● What the task requires
Your task is to filter the data below down to the lines holding "modes".

● Data for this task
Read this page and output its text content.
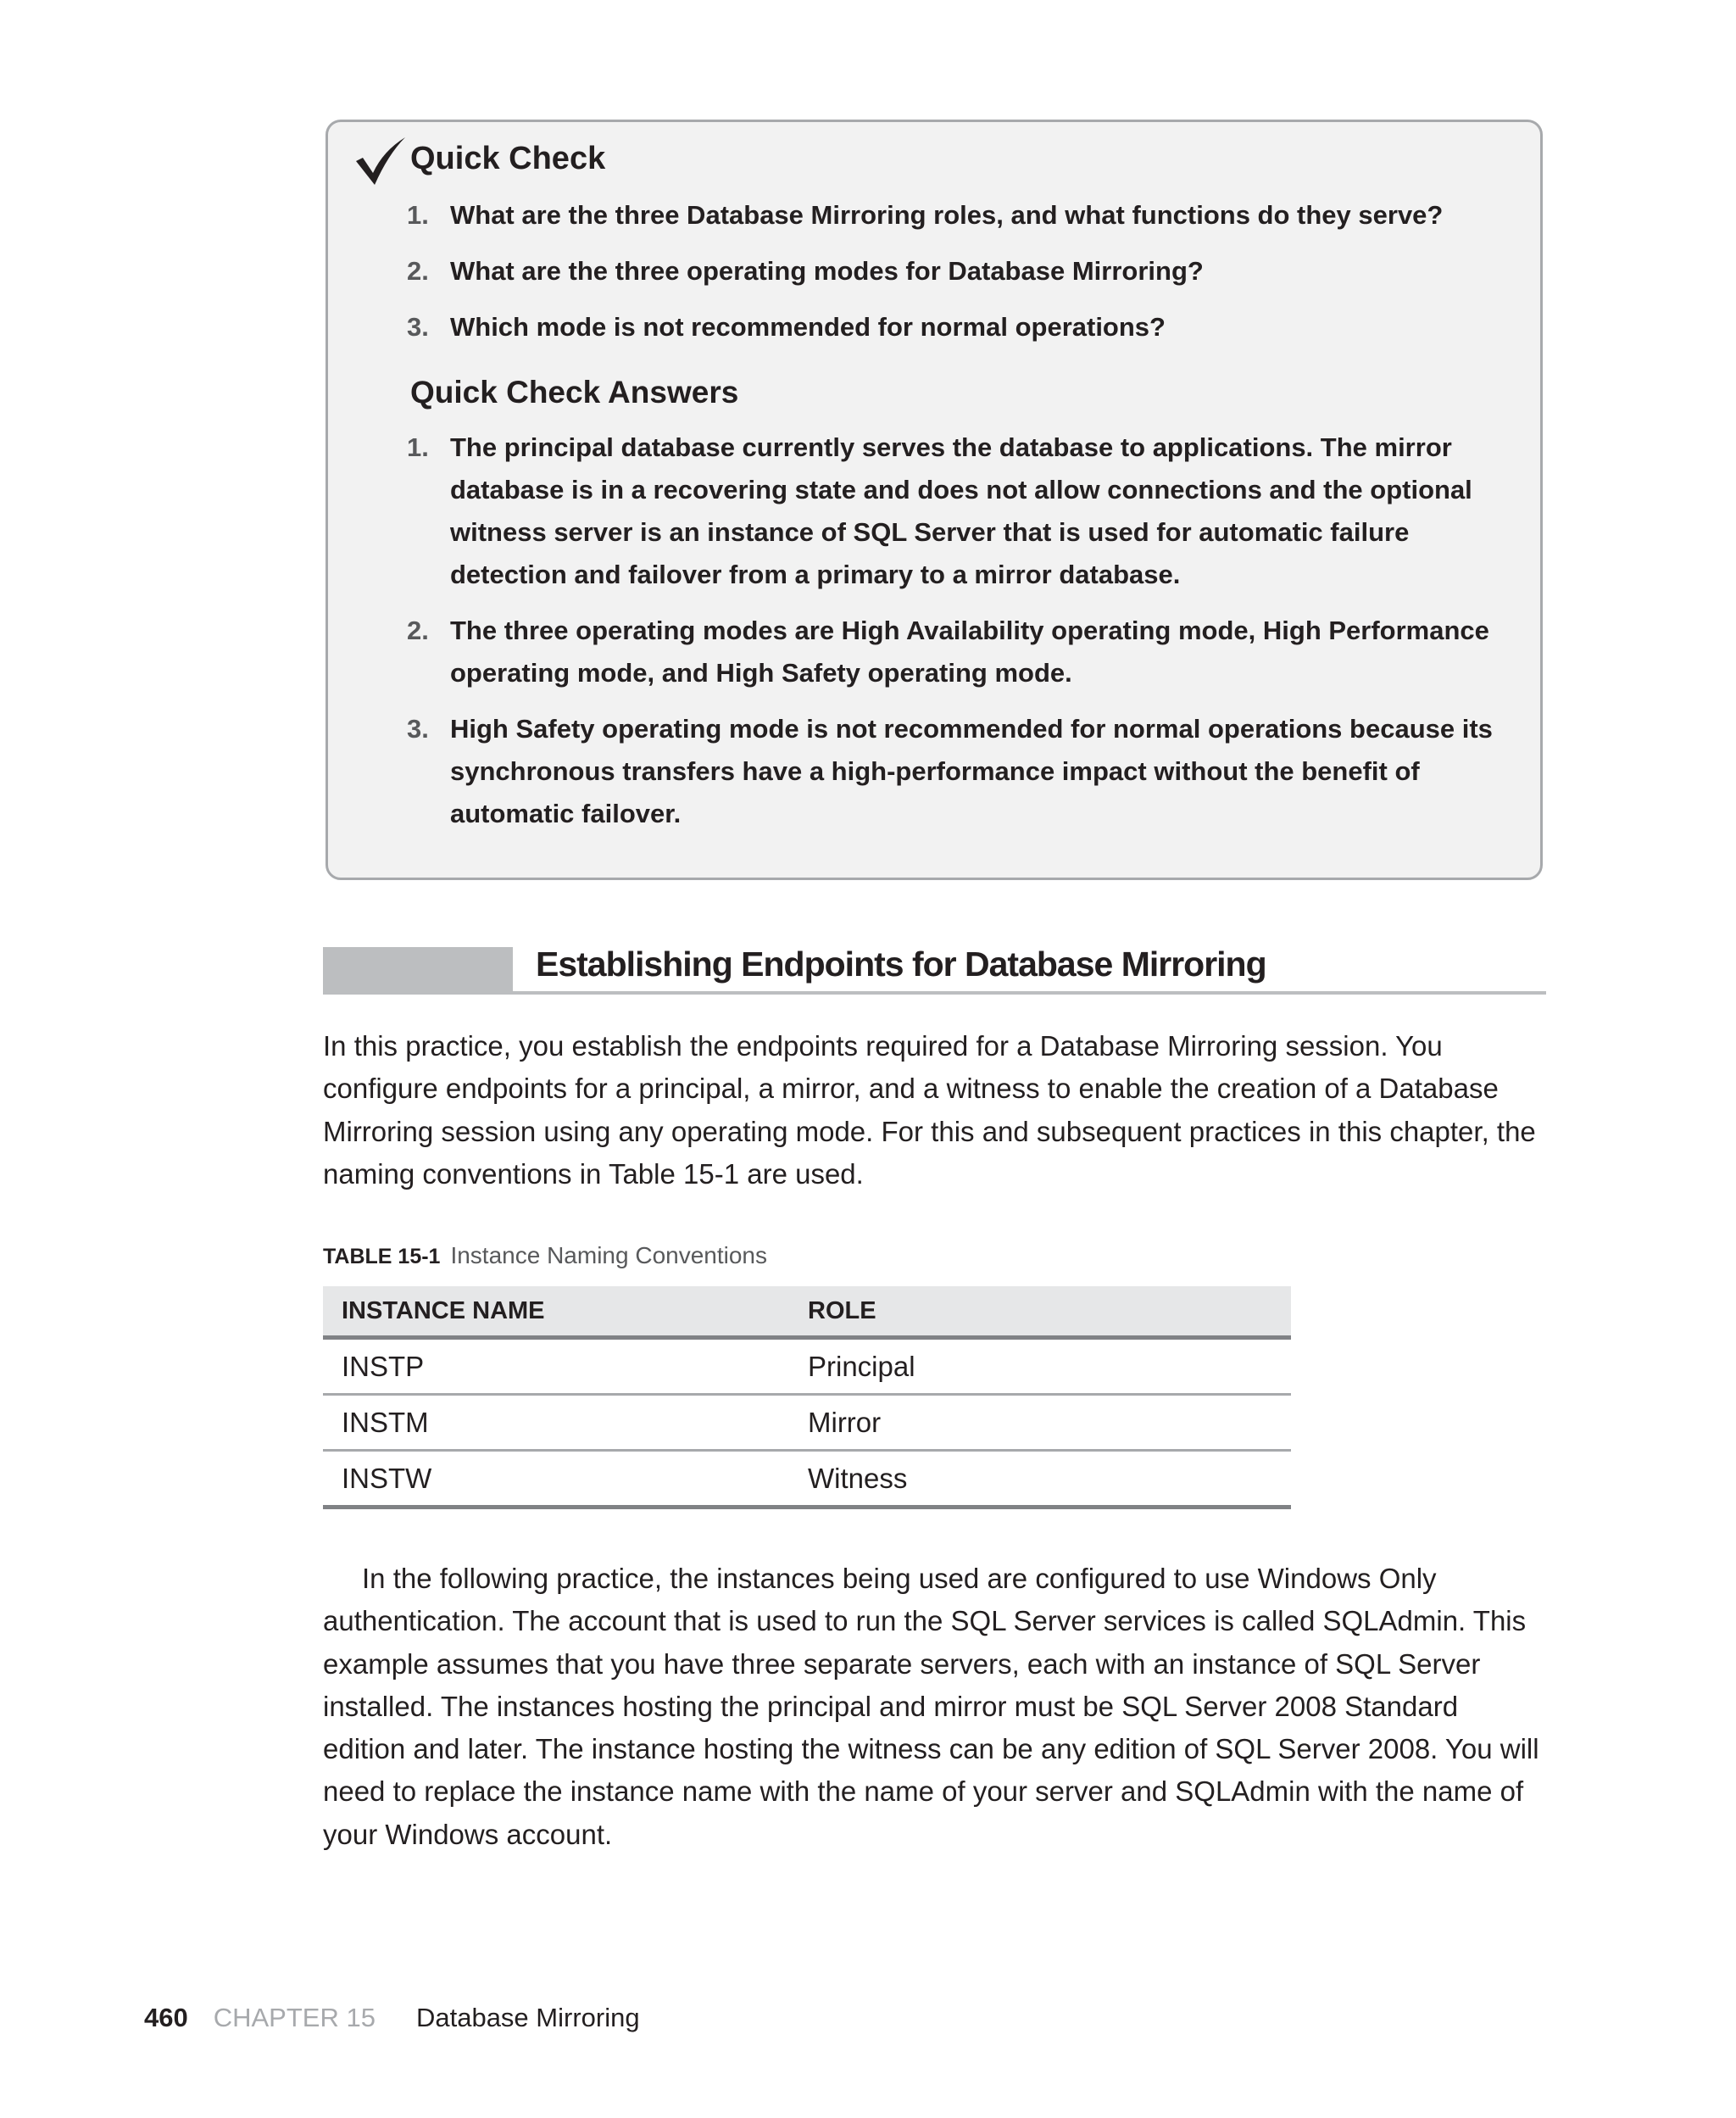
Quick Check
1. What are the three Database Mirroring roles, and what functions do they serve?
2. What are the three operating modes for Database Mirroring?
3. Which mode is not recommended for normal operations?
Quick Check Answers
1. The principal database currently serves the database to applications. The mirror database is in a recovering state and does not allow connections and the optional witness server is an instance of SQL Server that is used for automatic failure detection and failover from a primary to a mirror database.
2. The three operating modes are High Availability operating mode, High Performance operating mode, and High Safety operating mode.
3. High Safety operating mode is not recommended for normal operations because its synchronous transfers have a high-performance impact without the benefit of automatic failover.
Establishing Endpoints for Database Mirroring

In this practice, you establish the endpoints required for a Database Mirroring session. You configure endpoints for a principal, a mirror, and a witness to enable the creation of a Database Mirroring session using any operating mode. For this and subsequent practices in this chapter, the naming conventions in Table 15-1 are used.

TABLE 15-1 Instance Naming Conventions
INSTANCE NAME	ROLE
INSTP	Principal
INSTM	Mirror
INSTW	Witness

In the following practice, the instances being used are configured to use Windows Only authentication. The account that is used to run the SQL Server services is called SQLAdmin. This example assumes that you have three separate servers, each with an instance of SQL Server installed. The instances hosting the principal and mirror must be SQL Server 2008 Standard edition and later. The instance hosting the witness can be any edition of SQL Server 2008. You will need to replace the instance name with the name of your server and SQLAdmin with the name of your Windows account.

460 CHAPTER 15 Database Mirroring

● Written response
2. What are the three operating modes for Database Mirroring?
2. The three operating modes are High Availability operating mode, High Performance operating mode, and High Safety operating mode.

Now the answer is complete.